[Collected data entries]
- - - - - - -

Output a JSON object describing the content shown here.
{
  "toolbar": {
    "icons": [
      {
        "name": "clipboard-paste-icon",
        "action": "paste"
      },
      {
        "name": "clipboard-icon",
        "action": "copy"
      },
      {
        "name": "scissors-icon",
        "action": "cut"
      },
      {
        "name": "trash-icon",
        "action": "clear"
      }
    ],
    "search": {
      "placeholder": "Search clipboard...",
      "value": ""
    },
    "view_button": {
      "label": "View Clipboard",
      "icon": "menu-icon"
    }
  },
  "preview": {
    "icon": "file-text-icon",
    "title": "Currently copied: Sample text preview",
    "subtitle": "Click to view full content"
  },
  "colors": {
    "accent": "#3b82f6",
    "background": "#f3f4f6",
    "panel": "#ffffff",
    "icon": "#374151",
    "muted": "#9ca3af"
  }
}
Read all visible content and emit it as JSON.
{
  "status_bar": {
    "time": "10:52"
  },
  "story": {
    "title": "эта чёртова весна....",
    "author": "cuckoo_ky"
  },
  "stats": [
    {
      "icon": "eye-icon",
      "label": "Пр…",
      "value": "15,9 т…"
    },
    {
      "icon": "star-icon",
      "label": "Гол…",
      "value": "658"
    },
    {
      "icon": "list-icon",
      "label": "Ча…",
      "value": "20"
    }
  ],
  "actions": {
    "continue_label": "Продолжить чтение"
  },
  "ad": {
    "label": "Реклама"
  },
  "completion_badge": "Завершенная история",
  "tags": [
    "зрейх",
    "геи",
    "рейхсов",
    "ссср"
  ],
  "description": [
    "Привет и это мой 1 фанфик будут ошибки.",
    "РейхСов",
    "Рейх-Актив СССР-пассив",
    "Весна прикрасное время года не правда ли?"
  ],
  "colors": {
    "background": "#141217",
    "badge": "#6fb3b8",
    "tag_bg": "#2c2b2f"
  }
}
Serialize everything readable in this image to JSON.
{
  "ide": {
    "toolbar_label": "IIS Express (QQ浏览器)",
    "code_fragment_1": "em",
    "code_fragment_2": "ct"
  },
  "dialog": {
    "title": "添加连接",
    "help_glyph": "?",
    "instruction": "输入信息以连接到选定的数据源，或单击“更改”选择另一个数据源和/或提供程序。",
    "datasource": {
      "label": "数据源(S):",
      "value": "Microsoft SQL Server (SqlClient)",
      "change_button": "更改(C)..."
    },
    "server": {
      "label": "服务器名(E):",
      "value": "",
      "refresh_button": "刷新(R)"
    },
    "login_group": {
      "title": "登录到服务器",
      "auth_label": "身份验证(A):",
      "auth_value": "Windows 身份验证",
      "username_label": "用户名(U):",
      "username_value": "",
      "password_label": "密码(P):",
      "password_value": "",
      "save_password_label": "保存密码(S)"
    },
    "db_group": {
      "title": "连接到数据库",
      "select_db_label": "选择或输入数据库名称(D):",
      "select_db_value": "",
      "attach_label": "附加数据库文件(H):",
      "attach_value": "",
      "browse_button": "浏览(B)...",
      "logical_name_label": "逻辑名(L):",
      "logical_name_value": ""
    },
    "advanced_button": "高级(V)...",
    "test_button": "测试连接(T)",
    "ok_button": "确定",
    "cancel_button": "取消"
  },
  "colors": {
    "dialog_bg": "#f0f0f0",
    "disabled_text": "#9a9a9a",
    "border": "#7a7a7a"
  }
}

- - - - - - -

# Aim of the task
Look through the entries above. Extract each line with the word "background".

# Reply
    "background": "#f3f4f6",
    "background": "#141217",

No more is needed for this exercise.